__Given problem__.
Rewrite the entries as a numbered list, from the first line of the entries through the line containing "legend-entry-tail: =5 [751, 159, 768, 173]", omitting any blank lines.

__Extracted material__.
-.-.-

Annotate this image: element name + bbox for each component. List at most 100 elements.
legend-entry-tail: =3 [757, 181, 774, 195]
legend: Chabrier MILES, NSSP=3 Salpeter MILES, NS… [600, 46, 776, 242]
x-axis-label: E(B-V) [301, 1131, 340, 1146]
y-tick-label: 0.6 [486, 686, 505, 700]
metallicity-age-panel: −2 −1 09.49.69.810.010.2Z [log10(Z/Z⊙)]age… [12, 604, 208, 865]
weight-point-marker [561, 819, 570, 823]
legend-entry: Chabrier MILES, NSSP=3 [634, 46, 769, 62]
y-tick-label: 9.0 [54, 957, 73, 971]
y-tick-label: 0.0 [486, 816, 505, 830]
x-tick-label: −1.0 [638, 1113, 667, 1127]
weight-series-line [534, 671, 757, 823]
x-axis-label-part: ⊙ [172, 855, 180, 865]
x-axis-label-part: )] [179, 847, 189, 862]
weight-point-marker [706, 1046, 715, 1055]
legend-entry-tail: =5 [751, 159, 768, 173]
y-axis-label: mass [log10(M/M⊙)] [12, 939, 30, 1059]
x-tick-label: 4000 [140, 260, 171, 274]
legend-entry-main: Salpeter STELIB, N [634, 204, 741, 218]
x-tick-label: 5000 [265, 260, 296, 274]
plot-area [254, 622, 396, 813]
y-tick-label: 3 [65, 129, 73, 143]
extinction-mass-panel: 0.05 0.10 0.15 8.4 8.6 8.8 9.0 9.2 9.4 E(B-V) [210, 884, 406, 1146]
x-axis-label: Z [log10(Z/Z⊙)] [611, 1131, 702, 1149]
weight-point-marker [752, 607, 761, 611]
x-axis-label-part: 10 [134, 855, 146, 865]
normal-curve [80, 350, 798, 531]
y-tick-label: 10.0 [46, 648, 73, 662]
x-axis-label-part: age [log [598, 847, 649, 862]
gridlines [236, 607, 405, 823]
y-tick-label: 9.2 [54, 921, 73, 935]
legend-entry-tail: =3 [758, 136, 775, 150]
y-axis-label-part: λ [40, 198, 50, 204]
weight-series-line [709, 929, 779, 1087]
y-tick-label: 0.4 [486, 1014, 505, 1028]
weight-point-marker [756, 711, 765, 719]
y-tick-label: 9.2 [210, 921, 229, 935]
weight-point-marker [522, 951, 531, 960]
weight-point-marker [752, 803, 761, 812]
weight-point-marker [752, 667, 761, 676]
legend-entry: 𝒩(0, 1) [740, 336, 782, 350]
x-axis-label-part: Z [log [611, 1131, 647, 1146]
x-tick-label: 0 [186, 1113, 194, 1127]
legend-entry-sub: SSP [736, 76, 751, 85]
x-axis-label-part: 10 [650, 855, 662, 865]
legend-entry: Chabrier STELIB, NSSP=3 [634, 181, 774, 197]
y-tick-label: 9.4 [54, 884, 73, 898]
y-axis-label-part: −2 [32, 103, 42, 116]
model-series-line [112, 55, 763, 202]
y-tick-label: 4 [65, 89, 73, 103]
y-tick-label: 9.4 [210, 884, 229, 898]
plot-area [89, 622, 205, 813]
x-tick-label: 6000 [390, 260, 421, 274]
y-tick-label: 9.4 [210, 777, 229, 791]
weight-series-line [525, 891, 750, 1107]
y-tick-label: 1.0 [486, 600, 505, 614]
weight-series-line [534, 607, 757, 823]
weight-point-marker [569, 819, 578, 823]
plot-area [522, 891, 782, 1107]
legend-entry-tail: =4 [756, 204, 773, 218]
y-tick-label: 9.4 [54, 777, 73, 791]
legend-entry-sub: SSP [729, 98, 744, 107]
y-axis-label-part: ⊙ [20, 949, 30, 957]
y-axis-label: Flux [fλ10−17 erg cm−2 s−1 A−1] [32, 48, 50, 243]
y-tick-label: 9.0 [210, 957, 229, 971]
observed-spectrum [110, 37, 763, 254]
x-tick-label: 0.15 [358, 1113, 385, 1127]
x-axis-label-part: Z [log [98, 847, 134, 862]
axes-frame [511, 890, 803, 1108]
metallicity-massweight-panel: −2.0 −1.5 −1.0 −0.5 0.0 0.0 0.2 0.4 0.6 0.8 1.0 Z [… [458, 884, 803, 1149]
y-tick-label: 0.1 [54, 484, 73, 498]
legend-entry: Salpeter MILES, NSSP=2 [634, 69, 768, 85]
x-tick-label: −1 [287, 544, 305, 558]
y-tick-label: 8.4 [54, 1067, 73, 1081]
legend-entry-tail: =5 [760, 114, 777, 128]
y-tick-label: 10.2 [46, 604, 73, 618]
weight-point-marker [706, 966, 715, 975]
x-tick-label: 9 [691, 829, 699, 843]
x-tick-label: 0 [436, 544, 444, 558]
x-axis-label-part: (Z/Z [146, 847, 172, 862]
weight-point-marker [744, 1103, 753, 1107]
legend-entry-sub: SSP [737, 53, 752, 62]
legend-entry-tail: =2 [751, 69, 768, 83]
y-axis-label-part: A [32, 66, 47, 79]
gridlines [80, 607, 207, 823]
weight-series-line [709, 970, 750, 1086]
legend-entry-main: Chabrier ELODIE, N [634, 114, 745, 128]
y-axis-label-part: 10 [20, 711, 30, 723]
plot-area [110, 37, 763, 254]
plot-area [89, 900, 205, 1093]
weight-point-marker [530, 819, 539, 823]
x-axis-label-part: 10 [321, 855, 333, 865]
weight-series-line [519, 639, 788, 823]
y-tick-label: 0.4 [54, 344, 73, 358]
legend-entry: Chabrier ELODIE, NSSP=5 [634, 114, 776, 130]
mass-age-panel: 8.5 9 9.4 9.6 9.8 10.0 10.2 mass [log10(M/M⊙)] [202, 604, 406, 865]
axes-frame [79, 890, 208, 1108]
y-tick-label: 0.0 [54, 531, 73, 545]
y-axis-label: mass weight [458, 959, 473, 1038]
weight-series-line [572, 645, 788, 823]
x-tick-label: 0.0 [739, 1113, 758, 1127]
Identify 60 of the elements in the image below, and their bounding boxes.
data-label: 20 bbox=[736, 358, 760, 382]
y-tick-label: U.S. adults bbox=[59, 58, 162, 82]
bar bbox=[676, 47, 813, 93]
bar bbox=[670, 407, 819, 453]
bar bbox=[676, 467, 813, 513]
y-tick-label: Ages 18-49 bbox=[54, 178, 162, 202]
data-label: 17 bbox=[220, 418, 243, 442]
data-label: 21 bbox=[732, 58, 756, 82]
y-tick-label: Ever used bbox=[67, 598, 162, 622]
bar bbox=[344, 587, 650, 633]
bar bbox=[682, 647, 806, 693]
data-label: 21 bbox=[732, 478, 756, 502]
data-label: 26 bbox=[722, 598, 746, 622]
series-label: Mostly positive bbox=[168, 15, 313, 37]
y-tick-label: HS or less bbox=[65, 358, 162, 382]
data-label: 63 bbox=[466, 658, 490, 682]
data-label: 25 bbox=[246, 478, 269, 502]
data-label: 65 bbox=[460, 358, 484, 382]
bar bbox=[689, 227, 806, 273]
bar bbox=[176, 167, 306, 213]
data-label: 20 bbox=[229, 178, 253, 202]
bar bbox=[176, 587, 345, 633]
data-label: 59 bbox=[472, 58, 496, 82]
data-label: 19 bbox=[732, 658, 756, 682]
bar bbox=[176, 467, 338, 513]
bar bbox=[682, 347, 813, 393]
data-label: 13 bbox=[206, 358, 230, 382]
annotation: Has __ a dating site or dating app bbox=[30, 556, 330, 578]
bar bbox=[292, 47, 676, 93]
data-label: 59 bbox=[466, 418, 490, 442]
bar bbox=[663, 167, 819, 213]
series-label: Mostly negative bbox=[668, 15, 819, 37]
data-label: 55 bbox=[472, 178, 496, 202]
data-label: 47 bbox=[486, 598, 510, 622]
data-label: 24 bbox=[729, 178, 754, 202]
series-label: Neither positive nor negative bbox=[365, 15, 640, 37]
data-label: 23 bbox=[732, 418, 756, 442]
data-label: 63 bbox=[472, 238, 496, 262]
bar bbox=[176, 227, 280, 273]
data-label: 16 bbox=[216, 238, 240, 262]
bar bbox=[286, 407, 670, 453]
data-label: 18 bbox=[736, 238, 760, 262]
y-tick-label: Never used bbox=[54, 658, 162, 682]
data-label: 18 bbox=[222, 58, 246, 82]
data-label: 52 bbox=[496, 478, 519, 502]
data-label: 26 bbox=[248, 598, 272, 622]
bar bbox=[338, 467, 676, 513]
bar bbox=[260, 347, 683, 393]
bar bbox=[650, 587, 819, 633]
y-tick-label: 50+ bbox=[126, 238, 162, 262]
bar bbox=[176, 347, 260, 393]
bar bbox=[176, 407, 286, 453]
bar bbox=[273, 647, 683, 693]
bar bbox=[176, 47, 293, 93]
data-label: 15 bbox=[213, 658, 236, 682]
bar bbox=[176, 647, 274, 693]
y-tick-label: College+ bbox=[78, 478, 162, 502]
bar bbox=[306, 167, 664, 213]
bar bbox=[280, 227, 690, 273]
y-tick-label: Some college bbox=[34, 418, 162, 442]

-.-.-

__Task solution__.
1. Annotate this image: element name + bbox for each component. List at most 100 elements.
2. legend-entry-tail: =3 [757, 181, 774, 195]
3. legend: Chabrier MILES, NSSP=3 Salpeter MILES, NS… [600, 46, 776, 242]
4. x-axis-label: E(B-V) [301, 1131, 340, 1146]
5. y-tick-label: 0.6 [486, 686, 505, 700]
6. metallicity-age-panel: −2 −1 09.49.69.810.010.2Z [log10(Z/Z⊙)]age… [12, 604, 208, 865]
7. weight-point-marker [561, 819, 570, 823]
8. legend-entry: Chabrier MILES, NSSP=3 [634, 46, 769, 62]
9. y-tick-label: 9.0 [54, 957, 73, 971]
10. y-tick-label: 0.0 [486, 816, 505, 830]
11. x-tick-label: −1.0 [638, 1113, 667, 1127]
12. weight-series-line [534, 671, 757, 823]
13. x-axis-label-part: ⊙ [172, 855, 180, 865]
14. x-axis-label-part: )] [179, 847, 189, 862]
15. weight-point-marker [706, 1046, 715, 1055]
16. legend-entry-tail: =5 [751, 159, 768, 173]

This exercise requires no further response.